### TASK
Show every line containing "percentile" by copying it.

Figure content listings

# # #

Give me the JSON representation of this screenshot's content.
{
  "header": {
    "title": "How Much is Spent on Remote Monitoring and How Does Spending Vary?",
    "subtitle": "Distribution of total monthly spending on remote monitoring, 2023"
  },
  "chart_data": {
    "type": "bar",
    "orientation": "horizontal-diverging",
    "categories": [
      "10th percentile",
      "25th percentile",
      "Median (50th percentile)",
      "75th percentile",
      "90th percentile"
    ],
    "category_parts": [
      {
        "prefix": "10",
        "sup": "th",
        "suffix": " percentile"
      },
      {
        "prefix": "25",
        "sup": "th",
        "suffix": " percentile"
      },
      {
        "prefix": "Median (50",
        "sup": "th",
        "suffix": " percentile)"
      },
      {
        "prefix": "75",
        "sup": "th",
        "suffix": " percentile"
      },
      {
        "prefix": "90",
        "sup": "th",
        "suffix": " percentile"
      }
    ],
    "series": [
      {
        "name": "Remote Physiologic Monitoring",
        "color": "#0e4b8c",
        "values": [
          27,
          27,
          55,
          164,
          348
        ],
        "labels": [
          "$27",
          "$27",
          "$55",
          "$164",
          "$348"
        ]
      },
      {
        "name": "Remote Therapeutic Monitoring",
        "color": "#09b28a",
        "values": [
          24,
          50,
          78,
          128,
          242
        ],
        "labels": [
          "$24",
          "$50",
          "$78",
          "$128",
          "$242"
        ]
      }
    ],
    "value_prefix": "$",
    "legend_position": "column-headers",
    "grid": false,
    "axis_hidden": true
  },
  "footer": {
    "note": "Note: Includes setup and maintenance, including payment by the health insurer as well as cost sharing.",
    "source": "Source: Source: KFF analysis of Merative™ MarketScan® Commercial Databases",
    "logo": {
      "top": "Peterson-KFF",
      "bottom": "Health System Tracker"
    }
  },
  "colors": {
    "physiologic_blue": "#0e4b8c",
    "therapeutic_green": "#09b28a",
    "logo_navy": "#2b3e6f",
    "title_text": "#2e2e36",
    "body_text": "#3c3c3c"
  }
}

# # #

### TASK SOLUTION
      "10th percentile",
      "25th percentile",
      "Median (50th percentile)",
      "75th percentile",
      "90th percentile"
        "suffix": " percentile"
        "suffix": " percentile"
        "suffix": " percentile)"
        "suffix": " percentile"
        "suffix": " percentile"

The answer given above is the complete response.